What to work on: Copy out all the records, word for word.

Input rows:
┏━━
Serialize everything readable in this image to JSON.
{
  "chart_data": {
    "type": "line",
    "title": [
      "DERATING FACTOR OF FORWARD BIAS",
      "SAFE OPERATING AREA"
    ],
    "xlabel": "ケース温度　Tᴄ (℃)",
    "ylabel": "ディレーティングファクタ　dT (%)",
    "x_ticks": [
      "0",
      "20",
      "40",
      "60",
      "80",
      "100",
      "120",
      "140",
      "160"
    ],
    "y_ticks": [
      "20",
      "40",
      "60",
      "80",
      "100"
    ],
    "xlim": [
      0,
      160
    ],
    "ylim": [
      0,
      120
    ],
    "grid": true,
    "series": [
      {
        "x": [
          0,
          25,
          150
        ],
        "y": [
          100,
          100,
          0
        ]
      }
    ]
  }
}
┗━━
Worked answer:
Serialize everything readable in this image to JSON.
{
  "chart_data": {
    "type": "line",
    "title": [
      "DERATING FACTOR OF FORWARD BIAS",
      "SAFE OPERATING AREA"
    ],
    "xlabel": "ケース温度　Tᴄ (℃)",
    "ylabel": "ディレーティングファクタ　dT (%)",
    "x_ticks": [
      "0",
      "20",
      "40",
      "60",
      "80",
      "100",
      "120",
      "140",
      "160"
    ],
    "y_ticks": [
      "20",
      "40",
      "60",
      "80",
      "100"
    ],
    "xlim": [
      0,
      160
    ],
    "ylim": [
      0,
      120
    ],
    "grid": true,
    "series": [
      {
        "x": [
          0,
          25,
          150
        ],
        "y": [
          100,
          100,
          0
        ]
      }
    ]
  }
}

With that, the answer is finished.